> [Task description] Skip the images and copy each record exactly as written.

Data records
= = =
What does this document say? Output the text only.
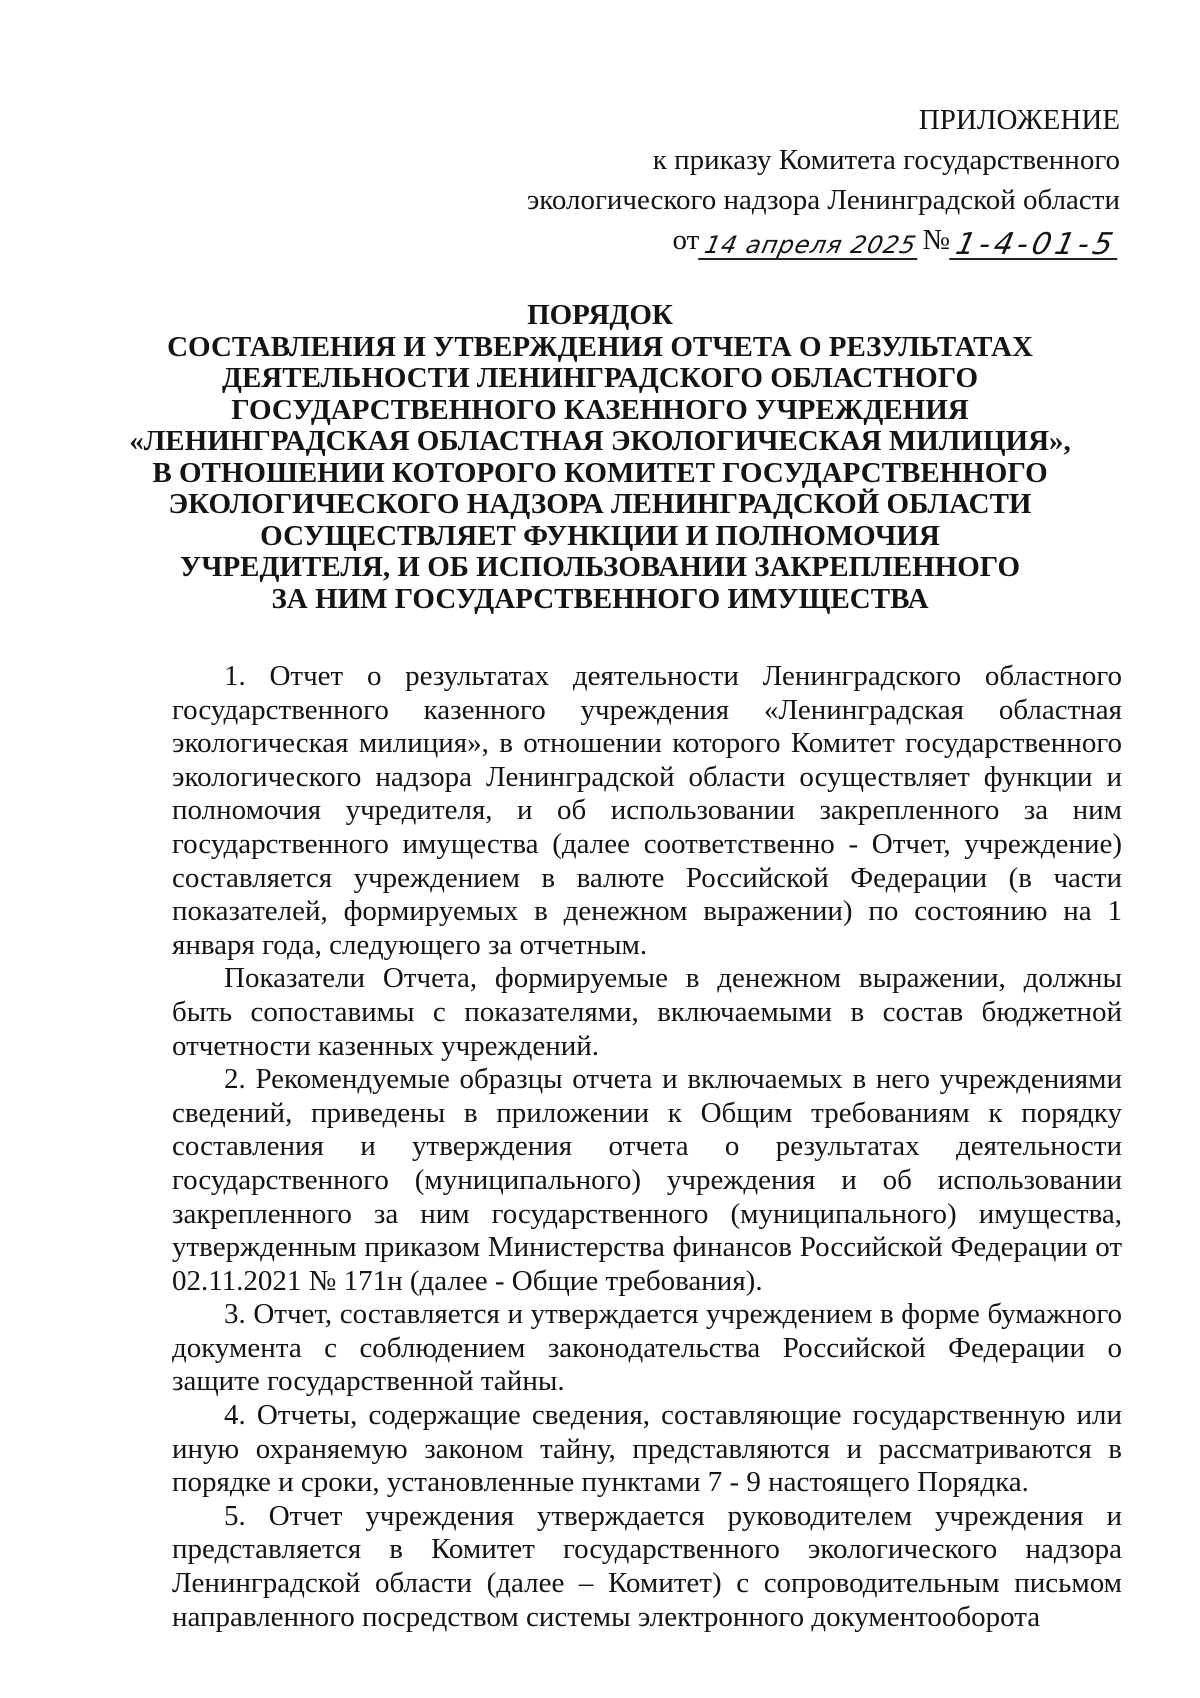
ПРИЛОЖЕНИЕ
к приказу Комитета государственного
экологического надзора Ленинградской области
от 14 апреля 2025 № 1-4-01-5
ПОРЯДОК
СОСТАВЛЕНИЯ И УТВЕРЖДЕНИЯ ОТЧЕТА О РЕЗУЛЬТАТАХ
ДЕЯТЕЛЬНОСТИ ЛЕНИНГРАДСКОГО ОБЛАСТНОГО
ГОСУДАРСТВЕННОГО КАЗЕННОГО УЧРЕЖДЕНИЯ
«ЛЕНИНГРАДСКАЯ ОБЛАСТНАЯ ЭКОЛОГИЧЕСКАЯ МИЛИЦИЯ»,
В ОТНОШЕНИИ КОТОРОГО КОМИТЕТ ГОСУДАРСТВЕННОГО
ЭКОЛОГИЧЕСКОГО НАДЗОРА ЛЕНИНГРАДСКОЙ ОБЛАСТИ
ОСУЩЕСТВЛЯЕТ ФУНКЦИИ И ПОЛНОМОЧИЯ
УЧРЕДИТЕЛЯ, И ОБ ИСПОЛЬЗОВАНИИ ЗАКРЕПЛЕННОГО
ЗА НИМ ГОСУДАРСТВЕННОГО ИМУЩЕСТВА

1. Отчет о результатах деятельности Ленинградского областного государственного казенного учреждения «Ленинградская областная экологическая милиция», в отношении которого Комитет государственного экологического надзора Ленинградской области осуществляет функции и полномочия учредителя, и об использовании закрепленного за ним государственного имущества (далее соответственно - Отчет, учреждение) составляется учреждением в валюте Российской Федерации (в части показателей, формируемых в денежном выражении) по состоянию на 1 января года, следующего за отчетным.

Показатели Отчета, формируемые в денежном выражении, должны быть сопоставимы с показателями, включаемыми в состав бюджетной отчетности казенных учреждений.

2. Рекомендуемые образцы отчета и включаемых в него учреждениями сведений, приведены в приложении к Общим требованиям к порядку составления и утверждения отчета о результатах деятельности государственного (муниципального) учреждения и об использовании закрепленного за ним государственного (муниципального) имущества, утвержденным приказом Министерства финансов Российской Федерации от 02.11.2021 № 171н (далее - Общие требования).

3. Отчет, составляется и утверждается учреждением в форме бумажного документа с соблюдением законодательства Российской Федерации о защите государственной тайны.

4. Отчеты, содержащие сведения, составляющие государственную или иную охраняемую законом тайну, представляются и рассматриваются в порядке и сроки, установленные пунктами 7 - 9 настоящего Порядка.

5. Отчет учреждения утверждается руководителем учреждения и представляется в Комитет государственного экологического надзора Ленинградской области (далее – Комитет) с сопроводительным письмом направленного посредством системы электронного документооборота
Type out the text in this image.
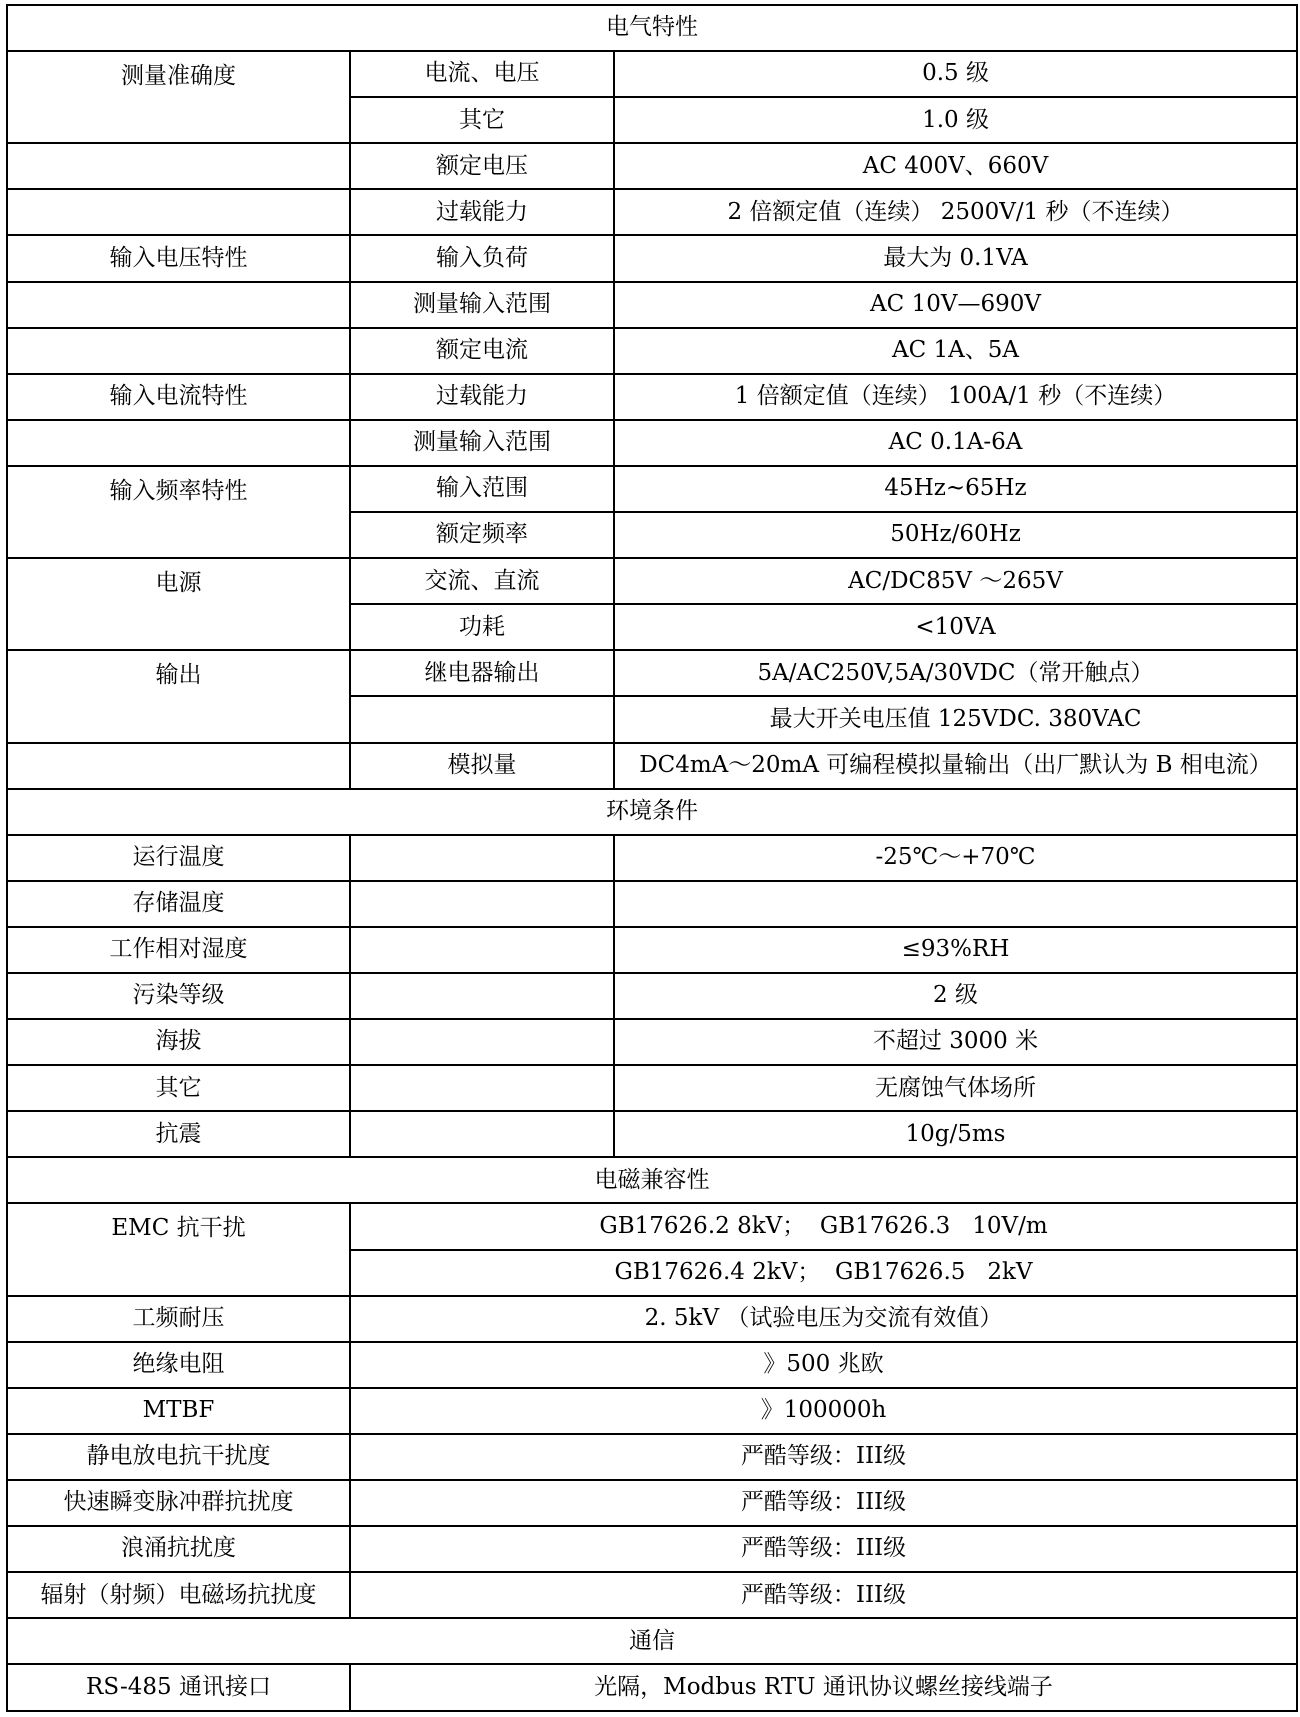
电气特性		
测量准确度	电流、电压	0.5 级
	其它	1.0 级
	额定电压	AC 400V、660V
	过载能力	2 倍额定值（连续） 2500V/1 秒（不连续）
输入电压特性	输入负荷	最大为 0.1VA
	测量输入范围	AC 10V—690V
	额定电流	AC 1A、5A
输入电流特性	过载能力	1 倍额定值（连续） 100A/1 秒（不连续）
	测量输入范围	AC 0.1A-6A
输入频率特性	输入范围	45Hz~65Hz
	额定频率	50Hz/60Hz
电源	交流、直流	AC/DC85V ～265V
	功耗	<10VA
输出	继电器输出	5A/AC250V,5A/30VDC（常开触点）
		最大开关电压值 125VDC. 380VAC
	模拟量	DC4mA～20mA 可编程模拟量输出（出厂默认为 B 相电流）
环境条件		
运行温度		-25℃～+70℃
存储温度		
工作相对湿度		≤93%RH
污染等级		2 级
海拔		不超过 3000 米
其它		无腐蚀气体场所
抗震		10g/5ms
电磁兼容性		
EMC 抗干扰	GB17626.2 8kV；  GB17626.3   10V/m	
	GB17626.4 2kV；  GB17626.5   2kV	
工频耐压	2. 5kV （试验电压为交流有效值）	
绝缘电阻	》500 兆欧	
MTBF	》100000h	
静电放电抗干扰度	严酷等级：III级	
快速瞬变脉冲群抗扰度	严酷等级：III级	
浪涌抗扰度	严酷等级：III级	
辐射（射频）电磁场抗扰度	严酷等级：III级	
通信		
RS-485 通讯接口	光隔，Modbus RTU 通讯协议螺丝接线端子	
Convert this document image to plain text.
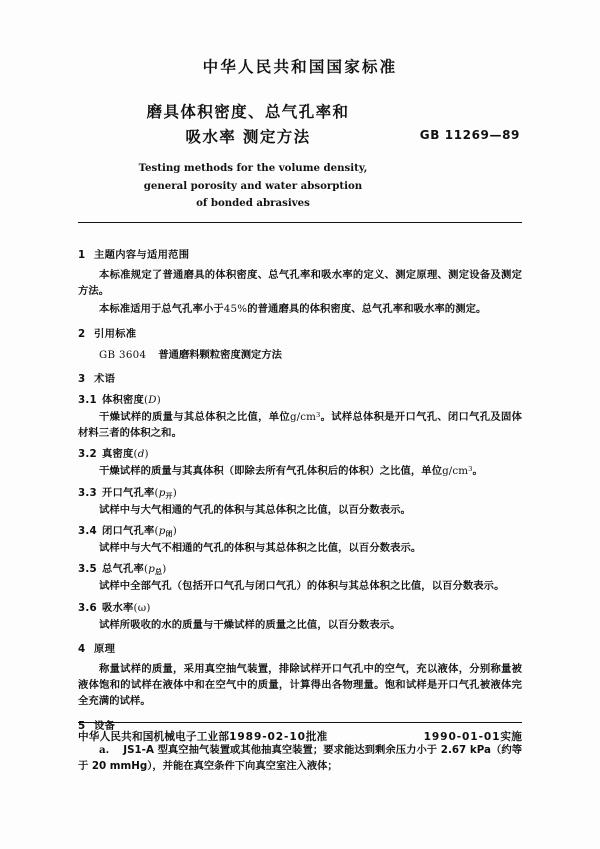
中华人民共和国国家标准
磨具体积密度、总气孔率和
吸水率 测定方法	GB 11269—89
Testing methods for the volume density,
general porosity and water absorption
of bonded abrasives
1 主题内容与适用范围

本标准规定了普通磨具的体积密度、总气孔率和吸水率的定义、测定原理、测定设备及测定方法。

本标准适用于总气孔率小于45%的普通磨具的体积密度、总气孔率和吸水率的测定。

2 引用标准

GB 3604 普通磨料颗粒密度测定方法

3 术语
3.1 体积密度(D)

干燥试样的质量与其总体积之比值，单位$g/cm^3$。试样总体积是开口气孔、闭口气孔及固体材料三者的体积之和。

3.2 真密度(d)

干燥试样的质量与其真体积（即除去所有气孔体积后的体积）之比值，单位$g/cm^3$。

3.3 开口气孔率$(p_开)$

试样中与大气相通的气孔的体积与其总体积之比值，以百分数表示。

3.4 闭口气孔率$(p_闭)$

试样中与大气不相通的气孔的体积与其总体积之比值，以百分数表示。

3.5 总气孔率$(p_总)$

试样中全部气孔（包括开口气孔与闭口气孔）的体积与其总体积之比值，以百分数表示。

3.6 吸水率(ω)

试样所吸收的水的质量与干燥试样的质量之比值，以百分数表示。

4 原理

称量试样的质量，采用真空抽气装置，排除试样开口气孔中的空气，充以液体，分别称量被液体饱和的试样在液体中和在空气中的质量，计算得出各物理量。饱和试样是开口气孔被液体完全充满的试样。

5 设备

a. JS1-A 型真空抽气装置或其他抽真空装置；要求能达到剩余压力小于 2.67 kPa（约等于 20 mmHg），并能在真空条件下向真空室注入液体；

中华人民共和国机械电子工业部1989-02-10批准	1990-01-01实施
= = =
> [Reply to the task]
What does this document say? Output the text only.
ПРИЛОЖЕНИЕ
к приказу Комитета государственного
экологического надзора Ленинградской области
от 14 апреля 2025 № 1-4-01-5
ПОРЯДОК
СОСТАВЛЕНИЯ И УТВЕРЖДЕНИЯ ОТЧЕТА О РЕЗУЛЬТАТАХ
ДЕЯТЕЛЬНОСТИ ЛЕНИНГРАДСКОГО ОБЛАСТНОГО
ГОСУДАРСТВЕННОГО КАЗЕННОГО УЧРЕЖДЕНИЯ
«ЛЕНИНГРАДСКАЯ ОБЛАСТНАЯ ЭКОЛОГИЧЕСКАЯ МИЛИЦИЯ»,
В ОТНОШЕНИИ КОТОРОГО КОМИТЕТ ГОСУДАРСТВЕННОГО
ЭКОЛОГИЧЕСКОГО НАДЗОРА ЛЕНИНГРАДСКОЙ ОБЛАСТИ
ОСУЩЕСТВЛЯЕТ ФУНКЦИИ И ПОЛНОМОЧИЯ
УЧРЕДИТЕЛЯ, И ОБ ИСПОЛЬЗОВАНИИ ЗАКРЕПЛЕННОГО
ЗА НИМ ГОСУДАРСТВЕННОГО ИМУЩЕСТВА

1. Отчет о результатах деятельности Ленинградского областного государственного казенного учреждения «Ленинградская областная экологическая милиция», в отношении которого Комитет государственного экологического надзора Ленинградской области осуществляет функции и полномочия учредителя, и об использовании закрепленного за ним государственного имущества (далее соответственно - Отчет, учреждение) составляется учреждением в валюте Российской Федерации (в части показателей, формируемых в денежном выражении) по состоянию на 1 января года, следующего за отчетным.

Показатели Отчета, формируемые в денежном выражении, должны быть сопоставимы с показателями, включаемыми в состав бюджетной отчетности казенных учреждений.

2. Рекомендуемые образцы отчета и включаемых в него учреждениями сведений, приведены в приложении к Общим требованиям к порядку составления и утверждения отчета о результатах деятельности государственного (муниципального) учреждения и об использовании закрепленного за ним государственного (муниципального) имущества, утвержденным приказом Министерства финансов Российской Федерации от 02.11.2021 № 171н (далее - Общие требования).

3. Отчет, составляется и утверждается учреждением в форме бумажного документа с соблюдением законодательства Российской Федерации о защите государственной тайны.

4. Отчеты, содержащие сведения, составляющие государственную или иную охраняемую законом тайну, представляются и рассматриваются в порядке и сроки, установленные пунктами 7 - 9 настоящего Порядка.

5. Отчет учреждения утверждается руководителем учреждения и представляется в Комитет государственного экологического надзора Ленинградской области (далее – Комитет) с сопроводительным письмом направленного посредством системы электронного документооборота
Type out the text in this image.
电气特性		
测量准确度	电流、电压	0.5 级
	其它	1.0 级
	额定电压	AC 400V、660V
	过载能力	2 倍额定值（连续） 2500V/1 秒（不连续）
输入电压特性	输入负荷	最大为 0.1VA
	测量输入范围	AC 10V—690V
	额定电流	AC 1A、5A
输入电流特性	过载能力	1 倍额定值（连续） 100A/1 秒（不连续）
	测量输入范围	AC 0.1A-6A
输入频率特性	输入范围	45Hz~65Hz
	额定频率	50Hz/60Hz
电源	交流、直流	AC/DC85V ～265V
	功耗	<10VA
输出	继电器输出	5A/AC250V,5A/30VDC（常开触点）
		最大开关电压值 125VDC. 380VAC
	模拟量	DC4mA～20mA 可编程模拟量输出（出厂默认为 B 相电流）
环境条件		
运行温度		-25℃～+70℃
存储温度		
工作相对湿度		≤93%RH
污染等级		2 级
海拔		不超过 3000 米
其它		无腐蚀气体场所
抗震		10g/5ms
电磁兼容性		
EMC 抗干扰	GB17626.2 8kV；  GB17626.3   10V/m	
	GB17626.4 2kV；  GB17626.5   2kV	
工频耐压	2. 5kV （试验电压为交流有效值）	
绝缘电阻	》500 兆欧	
MTBF	》100000h	
静电放电抗干扰度	严酷等级：III级	
快速瞬变脉冲群抗扰度	严酷等级：III级	
浪涌抗扰度	严酷等级：III级	
辐射（射频）电磁场抗扰度	严酷等级：III级	
通信		
RS-485 通讯接口	光隔，Modbus RTU 通讯协议螺丝接线端子	
Convert this document image to plain text.
中华人民共和国国家标准
磨具体积密度、总气孔率和
吸水率 测定方法	GB 11269—89
Testing methods for the volume density,
general porosity and water absorption
of bonded abrasives
1 主题内容与适用范围

本标准规定了普通磨具的体积密度、总气孔率和吸水率的定义、测定原理、测定设备及测定方法。

本标准适用于总气孔率小于45%的普通磨具的体积密度、总气孔率和吸水率的测定。

2 引用标准

GB 3604 普通磨料颗粒密度测定方法

3 术语
3.1 体积密度(D)

干燥试样的质量与其总体积之比值，单位$g/cm^3$。试样总体积是开口气孔、闭口气孔及固体材料三者的体积之和。

3.2 真密度(d)

干燥试样的质量与其真体积（即除去所有气孔体积后的体积）之比值，单位$g/cm^3$。

3.3 开口气孔率$(p_开)$

试样中与大气相通的气孔的体积与其总体积之比值，以百分数表示。

3.4 闭口气孔率$(p_闭)$

试样中与大气不相通的气孔的体积与其总体积之比值，以百分数表示。

3.5 总气孔率$(p_总)$

试样中全部气孔（包括开口气孔与闭口气孔）的体积与其总体积之比值，以百分数表示。

3.6 吸水率(ω)

试样所吸收的水的质量与干燥试样的质量之比值，以百分数表示。

4 原理

称量试样的质量，采用真空抽气装置，排除试样开口气孔中的空气，充以液体，分别称量被液体饱和的试样在液体中和在空气中的质量，计算得出各物理量。饱和试样是开口气孔被液体完全充满的试样。

5 设备

a. JS1-A 型真空抽气装置或其他抽真空装置；要求能达到剩余压力小于 2.67 kPa（约等于 20 mmHg），并能在真空条件下向真空室注入液体；

中华人民共和国机械电子工业部1989-02-10批准	1990-01-01实施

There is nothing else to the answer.